GIVEN TASK:
Check every line below for the string "name", and copy the lines that contain it.
── AVAILABLE DATA
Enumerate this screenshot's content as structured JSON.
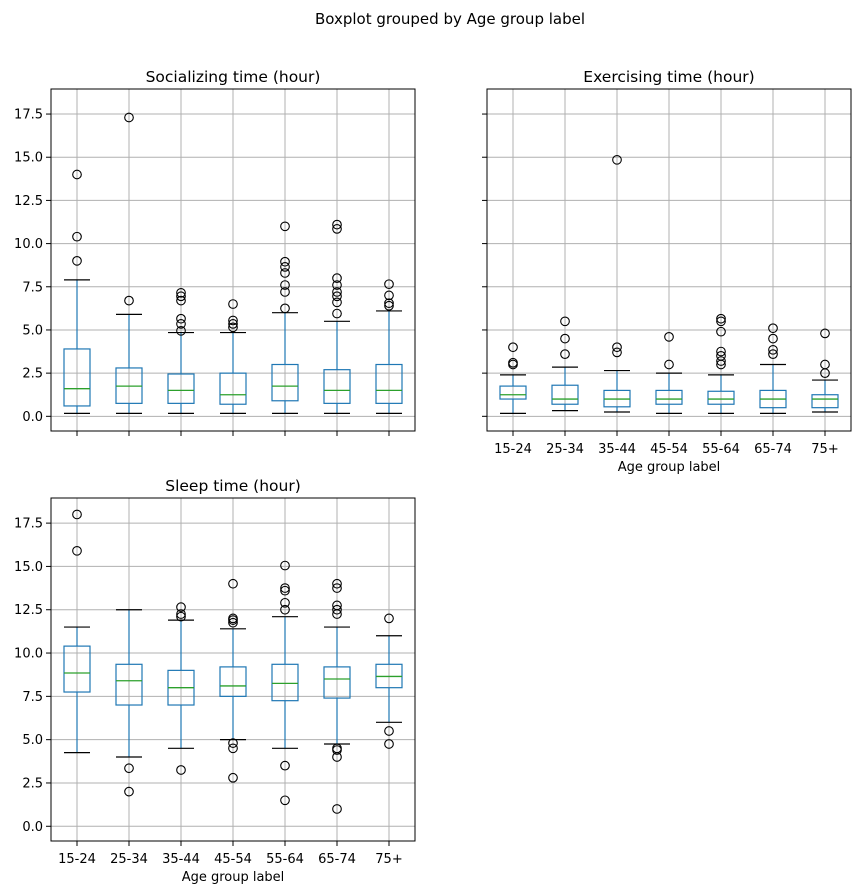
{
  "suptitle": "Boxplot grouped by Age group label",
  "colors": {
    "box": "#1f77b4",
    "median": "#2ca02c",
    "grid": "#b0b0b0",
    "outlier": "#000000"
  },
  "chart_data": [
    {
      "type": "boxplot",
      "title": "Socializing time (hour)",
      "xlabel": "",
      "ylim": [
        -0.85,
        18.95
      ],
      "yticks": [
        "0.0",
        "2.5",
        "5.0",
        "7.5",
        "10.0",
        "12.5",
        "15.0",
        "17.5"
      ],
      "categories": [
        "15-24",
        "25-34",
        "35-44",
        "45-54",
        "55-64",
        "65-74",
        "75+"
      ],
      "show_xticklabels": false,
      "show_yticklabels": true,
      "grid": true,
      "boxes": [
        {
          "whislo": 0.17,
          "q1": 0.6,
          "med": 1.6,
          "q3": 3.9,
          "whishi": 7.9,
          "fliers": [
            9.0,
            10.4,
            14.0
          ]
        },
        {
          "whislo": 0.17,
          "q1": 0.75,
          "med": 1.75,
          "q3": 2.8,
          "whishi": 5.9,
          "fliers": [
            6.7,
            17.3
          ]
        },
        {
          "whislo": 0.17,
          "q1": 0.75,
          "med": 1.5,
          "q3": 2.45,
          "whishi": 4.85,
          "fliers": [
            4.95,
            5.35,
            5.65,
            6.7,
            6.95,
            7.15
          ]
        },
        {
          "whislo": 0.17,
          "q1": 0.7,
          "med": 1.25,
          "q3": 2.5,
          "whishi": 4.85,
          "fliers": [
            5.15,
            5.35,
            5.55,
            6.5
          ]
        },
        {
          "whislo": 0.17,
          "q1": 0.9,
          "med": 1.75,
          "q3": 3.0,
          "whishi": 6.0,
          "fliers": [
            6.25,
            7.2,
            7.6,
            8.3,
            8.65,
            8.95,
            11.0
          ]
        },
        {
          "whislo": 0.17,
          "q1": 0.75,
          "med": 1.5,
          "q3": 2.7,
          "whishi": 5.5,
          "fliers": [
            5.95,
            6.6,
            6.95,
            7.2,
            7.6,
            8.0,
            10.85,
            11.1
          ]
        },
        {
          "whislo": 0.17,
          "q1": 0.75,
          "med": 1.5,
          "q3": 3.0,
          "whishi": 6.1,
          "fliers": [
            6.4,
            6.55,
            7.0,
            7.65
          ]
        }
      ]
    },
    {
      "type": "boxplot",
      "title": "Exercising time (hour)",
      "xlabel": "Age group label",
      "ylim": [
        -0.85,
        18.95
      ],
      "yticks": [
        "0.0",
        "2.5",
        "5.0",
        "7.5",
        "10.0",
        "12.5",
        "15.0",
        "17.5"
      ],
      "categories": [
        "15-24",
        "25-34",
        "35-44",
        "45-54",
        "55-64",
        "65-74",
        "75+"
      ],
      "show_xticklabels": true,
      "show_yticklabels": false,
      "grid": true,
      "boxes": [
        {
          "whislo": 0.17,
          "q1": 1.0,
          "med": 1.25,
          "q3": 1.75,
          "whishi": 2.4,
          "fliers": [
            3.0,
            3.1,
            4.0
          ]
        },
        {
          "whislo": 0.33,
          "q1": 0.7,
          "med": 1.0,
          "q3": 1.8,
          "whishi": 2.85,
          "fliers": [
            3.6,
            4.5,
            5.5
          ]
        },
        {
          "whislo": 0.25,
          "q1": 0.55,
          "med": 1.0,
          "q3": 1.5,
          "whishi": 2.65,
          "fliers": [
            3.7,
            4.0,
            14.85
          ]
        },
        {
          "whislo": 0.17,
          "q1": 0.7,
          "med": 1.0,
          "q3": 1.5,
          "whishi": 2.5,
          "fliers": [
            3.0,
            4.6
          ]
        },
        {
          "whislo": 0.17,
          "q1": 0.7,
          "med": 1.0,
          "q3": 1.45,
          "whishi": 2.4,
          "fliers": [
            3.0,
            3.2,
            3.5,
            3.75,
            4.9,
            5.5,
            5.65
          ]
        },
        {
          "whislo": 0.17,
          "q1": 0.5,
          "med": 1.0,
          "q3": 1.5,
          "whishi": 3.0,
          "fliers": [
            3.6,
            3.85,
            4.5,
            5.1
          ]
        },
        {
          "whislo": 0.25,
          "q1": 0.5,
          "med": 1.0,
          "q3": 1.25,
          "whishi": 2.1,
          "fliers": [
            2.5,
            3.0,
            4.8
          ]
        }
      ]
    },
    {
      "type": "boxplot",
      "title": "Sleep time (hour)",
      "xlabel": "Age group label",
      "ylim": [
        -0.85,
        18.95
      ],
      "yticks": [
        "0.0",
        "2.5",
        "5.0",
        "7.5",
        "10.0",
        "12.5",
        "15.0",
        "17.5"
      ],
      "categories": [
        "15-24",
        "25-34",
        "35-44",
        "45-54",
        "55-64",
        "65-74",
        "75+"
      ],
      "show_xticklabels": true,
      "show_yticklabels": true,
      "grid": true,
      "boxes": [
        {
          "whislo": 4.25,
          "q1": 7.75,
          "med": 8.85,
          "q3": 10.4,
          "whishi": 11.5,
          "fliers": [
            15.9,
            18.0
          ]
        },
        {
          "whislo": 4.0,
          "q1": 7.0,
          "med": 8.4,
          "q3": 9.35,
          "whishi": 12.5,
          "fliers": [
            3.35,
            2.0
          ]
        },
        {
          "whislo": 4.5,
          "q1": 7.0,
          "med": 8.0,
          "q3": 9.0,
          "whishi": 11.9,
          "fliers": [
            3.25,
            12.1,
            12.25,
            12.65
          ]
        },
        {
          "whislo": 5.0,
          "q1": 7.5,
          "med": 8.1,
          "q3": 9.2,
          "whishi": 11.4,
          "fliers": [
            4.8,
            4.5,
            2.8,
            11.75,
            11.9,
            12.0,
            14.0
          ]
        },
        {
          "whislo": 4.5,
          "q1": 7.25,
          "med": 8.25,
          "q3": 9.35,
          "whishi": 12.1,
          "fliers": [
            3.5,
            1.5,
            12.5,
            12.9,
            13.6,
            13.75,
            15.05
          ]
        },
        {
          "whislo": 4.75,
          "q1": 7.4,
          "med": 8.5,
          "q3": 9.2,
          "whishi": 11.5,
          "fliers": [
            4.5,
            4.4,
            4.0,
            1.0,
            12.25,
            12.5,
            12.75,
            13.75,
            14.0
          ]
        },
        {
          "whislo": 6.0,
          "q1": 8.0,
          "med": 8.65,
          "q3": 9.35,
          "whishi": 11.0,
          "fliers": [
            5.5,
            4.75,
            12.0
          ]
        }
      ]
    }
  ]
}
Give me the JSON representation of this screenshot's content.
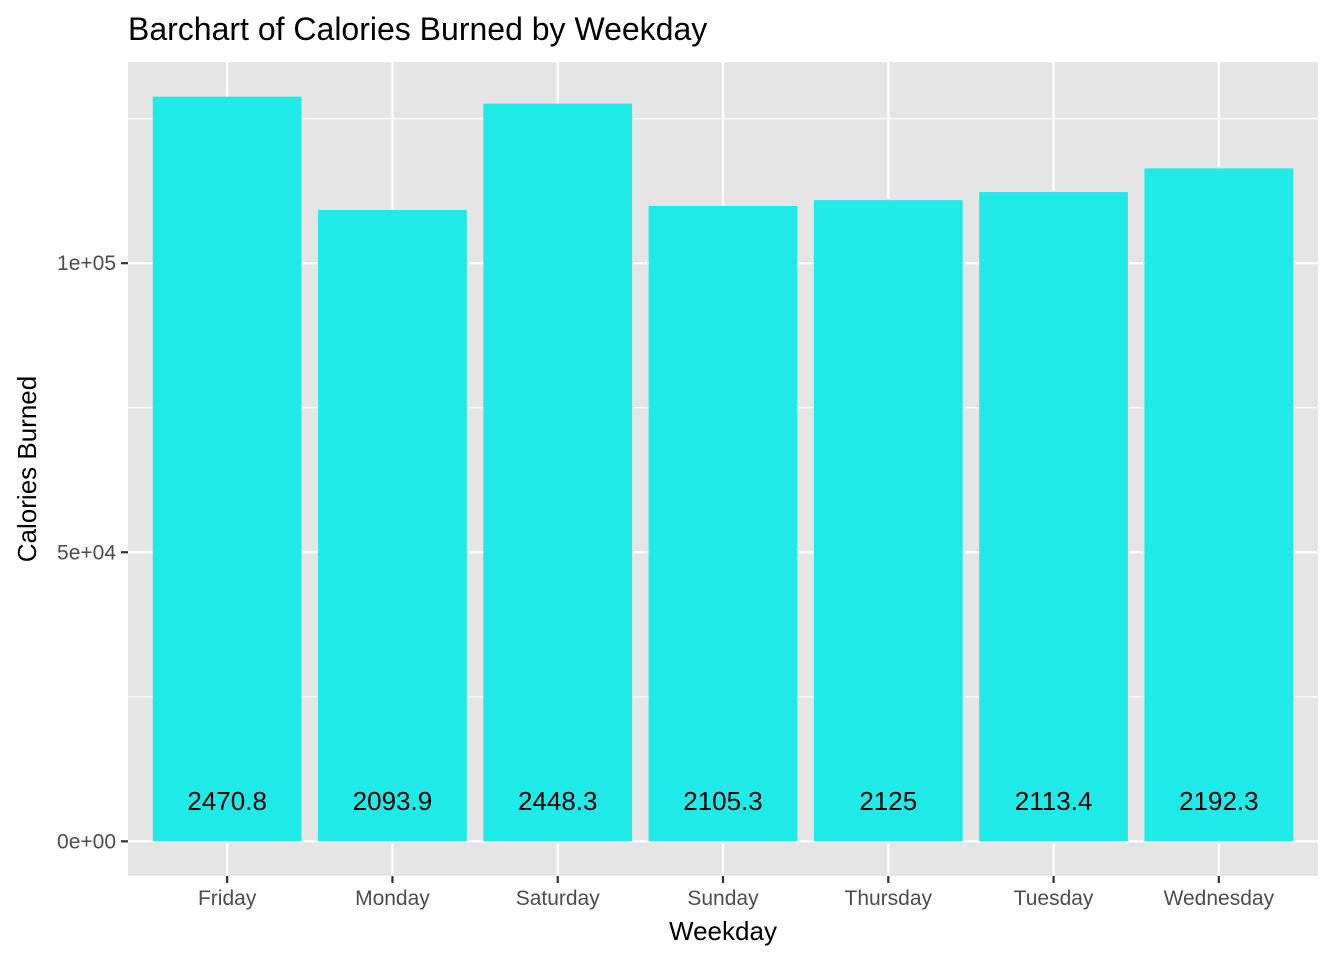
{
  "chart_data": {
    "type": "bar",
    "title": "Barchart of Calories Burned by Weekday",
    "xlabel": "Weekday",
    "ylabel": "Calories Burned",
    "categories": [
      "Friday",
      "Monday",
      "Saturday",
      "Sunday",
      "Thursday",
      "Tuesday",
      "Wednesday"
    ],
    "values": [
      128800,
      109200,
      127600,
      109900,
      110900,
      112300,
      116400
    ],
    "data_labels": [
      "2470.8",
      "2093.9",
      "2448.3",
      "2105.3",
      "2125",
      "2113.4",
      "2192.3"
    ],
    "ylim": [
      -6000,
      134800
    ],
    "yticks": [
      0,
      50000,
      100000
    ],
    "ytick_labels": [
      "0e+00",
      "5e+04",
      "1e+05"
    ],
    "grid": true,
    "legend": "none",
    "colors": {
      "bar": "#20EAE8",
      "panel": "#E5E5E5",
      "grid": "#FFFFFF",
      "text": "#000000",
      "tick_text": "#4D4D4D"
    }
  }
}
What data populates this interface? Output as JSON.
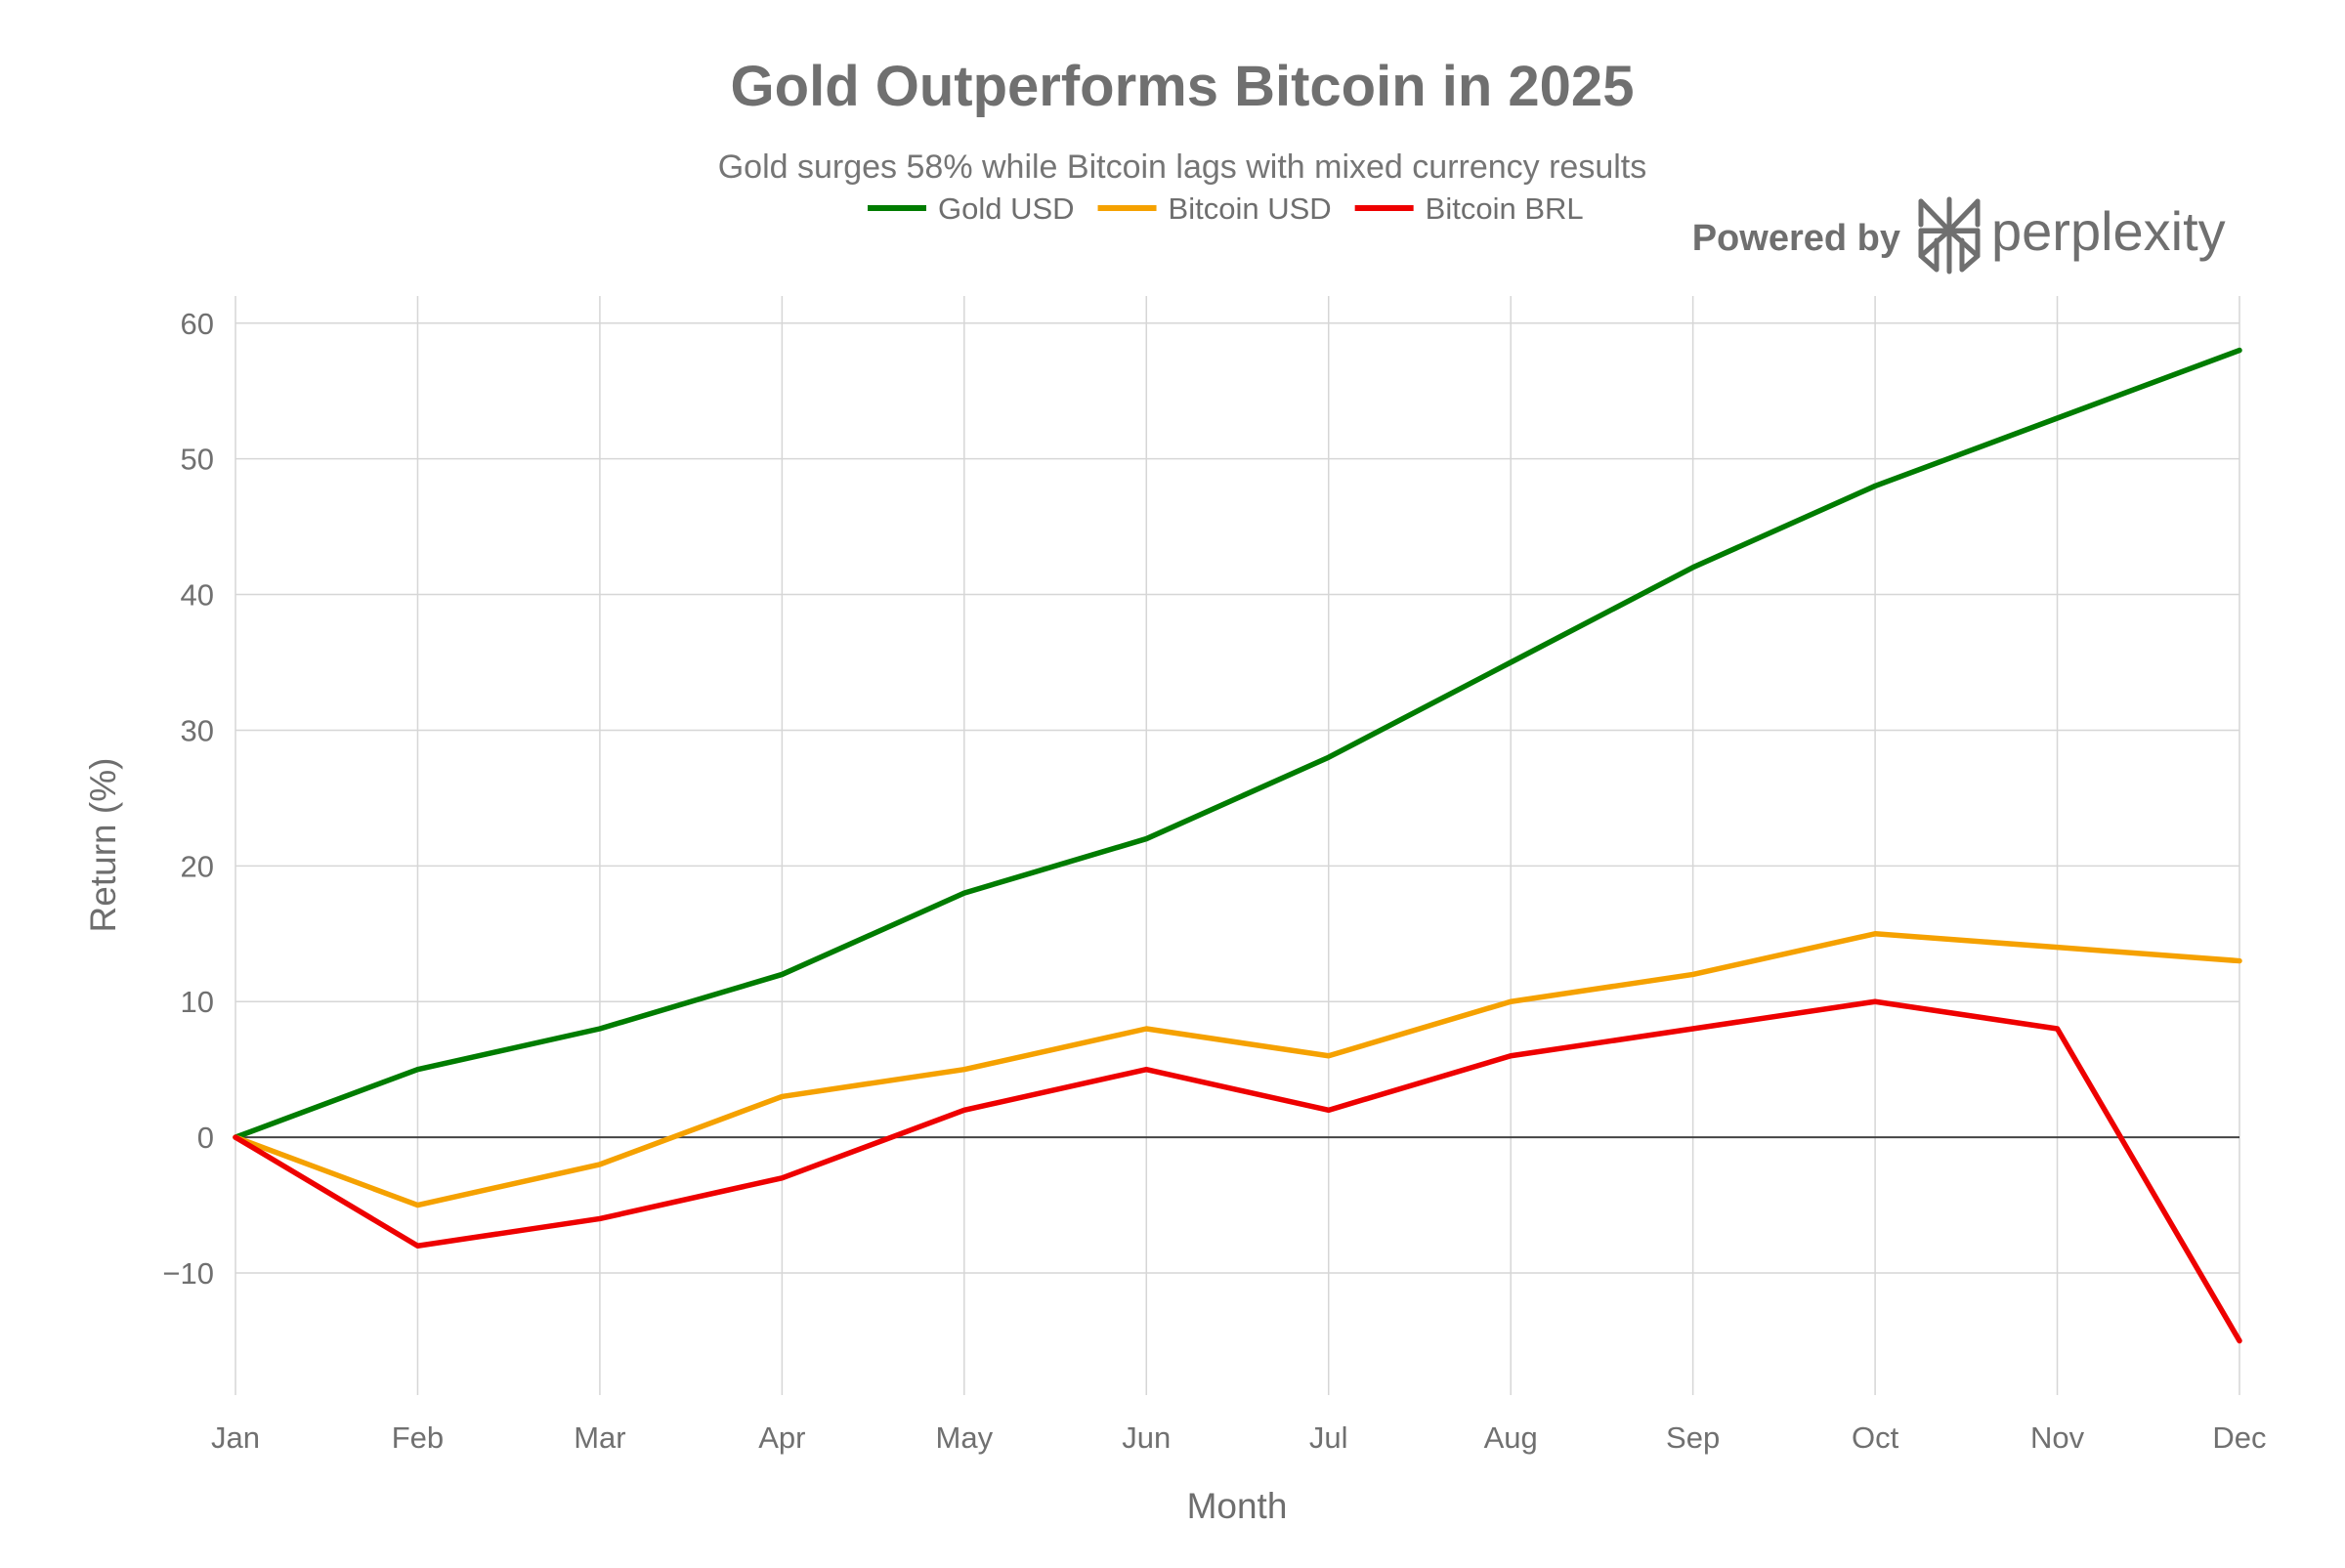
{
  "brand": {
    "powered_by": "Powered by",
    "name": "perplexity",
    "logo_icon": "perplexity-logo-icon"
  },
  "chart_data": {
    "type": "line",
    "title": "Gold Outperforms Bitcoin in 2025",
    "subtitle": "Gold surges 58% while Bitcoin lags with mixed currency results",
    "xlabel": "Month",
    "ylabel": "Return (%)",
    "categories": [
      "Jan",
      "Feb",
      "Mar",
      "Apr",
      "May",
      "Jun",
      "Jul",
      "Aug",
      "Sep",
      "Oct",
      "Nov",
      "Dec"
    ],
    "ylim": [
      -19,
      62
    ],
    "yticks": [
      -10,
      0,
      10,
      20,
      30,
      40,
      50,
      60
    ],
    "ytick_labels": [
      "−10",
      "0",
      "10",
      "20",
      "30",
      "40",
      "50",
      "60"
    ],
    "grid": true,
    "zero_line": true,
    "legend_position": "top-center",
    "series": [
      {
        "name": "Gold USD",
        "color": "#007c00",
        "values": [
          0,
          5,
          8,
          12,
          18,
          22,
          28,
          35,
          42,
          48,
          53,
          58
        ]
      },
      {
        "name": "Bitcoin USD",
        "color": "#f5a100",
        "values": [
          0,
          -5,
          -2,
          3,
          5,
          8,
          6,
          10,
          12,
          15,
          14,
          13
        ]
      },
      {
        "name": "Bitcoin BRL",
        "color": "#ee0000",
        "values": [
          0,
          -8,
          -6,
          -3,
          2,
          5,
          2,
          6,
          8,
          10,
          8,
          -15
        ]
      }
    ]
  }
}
────
COMPLETE ANSWER:
    "name": "perplexity",
        "name": "Gold USD",
        "name": "Bitcoin USD",
        "name": "Bitcoin BRL",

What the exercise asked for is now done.